### REQUIREMENTS
Retype the whole listing below, character for character.

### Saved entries

^^^^^^^^

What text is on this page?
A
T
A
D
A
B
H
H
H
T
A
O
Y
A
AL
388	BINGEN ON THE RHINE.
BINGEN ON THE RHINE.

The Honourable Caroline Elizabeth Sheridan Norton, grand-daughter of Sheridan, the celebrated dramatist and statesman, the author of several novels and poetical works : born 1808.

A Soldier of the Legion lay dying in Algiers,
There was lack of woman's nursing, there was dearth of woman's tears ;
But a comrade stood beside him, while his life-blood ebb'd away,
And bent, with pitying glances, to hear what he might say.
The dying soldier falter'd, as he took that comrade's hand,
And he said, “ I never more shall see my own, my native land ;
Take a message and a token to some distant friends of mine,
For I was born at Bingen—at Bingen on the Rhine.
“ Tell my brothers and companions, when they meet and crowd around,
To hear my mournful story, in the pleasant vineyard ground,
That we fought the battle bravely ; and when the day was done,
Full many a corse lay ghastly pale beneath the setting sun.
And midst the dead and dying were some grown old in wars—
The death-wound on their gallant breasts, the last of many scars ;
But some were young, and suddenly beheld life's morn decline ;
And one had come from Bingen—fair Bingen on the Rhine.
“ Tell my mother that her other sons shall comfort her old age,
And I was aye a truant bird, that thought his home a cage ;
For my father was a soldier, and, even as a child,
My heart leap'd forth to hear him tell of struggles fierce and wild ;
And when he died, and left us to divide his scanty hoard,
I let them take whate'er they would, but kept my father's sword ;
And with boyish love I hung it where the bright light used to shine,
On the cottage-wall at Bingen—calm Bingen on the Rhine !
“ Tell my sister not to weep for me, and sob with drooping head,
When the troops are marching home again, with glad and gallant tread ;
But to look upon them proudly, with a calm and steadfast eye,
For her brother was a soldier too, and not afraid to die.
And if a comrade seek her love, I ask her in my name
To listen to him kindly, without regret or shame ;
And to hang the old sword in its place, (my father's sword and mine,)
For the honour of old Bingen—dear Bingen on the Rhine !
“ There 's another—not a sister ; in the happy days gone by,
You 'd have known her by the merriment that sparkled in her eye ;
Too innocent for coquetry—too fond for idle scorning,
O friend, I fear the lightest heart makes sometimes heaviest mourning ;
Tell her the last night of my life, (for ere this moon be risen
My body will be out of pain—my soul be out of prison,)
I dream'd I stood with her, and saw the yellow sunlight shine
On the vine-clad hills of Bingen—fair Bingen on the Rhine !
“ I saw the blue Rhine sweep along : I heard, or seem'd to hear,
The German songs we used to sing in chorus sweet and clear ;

^^^^^^^^

### FINISHED TASK
What text is on this page?
A
T
A
D
A
B
H
H
H
T
A
O
Y
A
AL
388	BINGEN ON THE RHINE.
BINGEN ON THE RHINE.

The Honourable Caroline Elizabeth Sheridan Norton, grand-daughter of Sheridan, the celebrated dramatist and statesman, the author of several novels and poetical works : born 1808.

A Soldier of the Legion lay dying in Algiers,
There was lack of woman's nursing, there was dearth of woman's tears ;
But a comrade stood beside him, while his life-blood ebb'd away,
And bent, with pitying glances, to hear what he might say.
The dying soldier falter'd, as he took that comrade's hand,
And he said, “ I never more shall see my own, my native land ;
Take a message and a token to some distant friends of mine,
For I was born at Bingen—at Bingen on the Rhine.
“ Tell my brothers and companions, when they meet and crowd around,
To hear my mournful story, in the pleasant vineyard ground,
That we fought the battle bravely ; and when the day was done,
Full many a corse lay ghastly pale beneath the setting sun.
And midst the dead and dying were some grown old in wars—
The death-wound on their gallant breasts, the last of many scars ;
But some were young, and suddenly beheld life's morn decline ;
And one had come from Bingen—fair Bingen on the Rhine.
“ Tell my mother that her other sons shall comfort her old age,
And I was aye a truant bird, that thought his home a cage ;
For my father was a soldier, and, even as a child,
My heart leap'd forth to hear him tell of struggles fierce and wild ;
And when he died, and left us to divide his scanty hoard,
I let them take whate'er they would, but kept my father's sword ;
And with boyish love I hung it where the bright light used to shine,
On the cottage-wall at Bingen—calm Bingen on the Rhine !
“ Tell my sister not to weep for me, and sob with drooping head,
When the troops are marching home again, with glad and gallant tread ;
But to look upon them proudly, with a calm and steadfast eye,
For her brother was a soldier too, and not afraid to die.
And if a comrade seek her love, I ask her in my name
To listen to him kindly, without regret or shame ;
And to hang the old sword in its place, (my father's sword and mine,)
For the honour of old Bingen—dear Bingen on the Rhine !
“ There 's another—not a sister ; in the happy days gone by,
You 'd have known her by the merriment that sparkled in her eye ;
Too innocent for coquetry—too fond for idle scorning,
O friend, I fear the lightest heart makes sometimes heaviest mourning ;
Tell her the last night of my life, (for ere this moon be risen
My body will be out of pain—my soul be out of prison,)
I dream'd I stood with her, and saw the yellow sunlight shine
On the vine-clad hills of Bingen—fair Bingen on the Rhine !
“ I saw the blue Rhine sweep along : I heard, or seem'd to hear,
The German songs we used to sing in chorus sweet and clear ;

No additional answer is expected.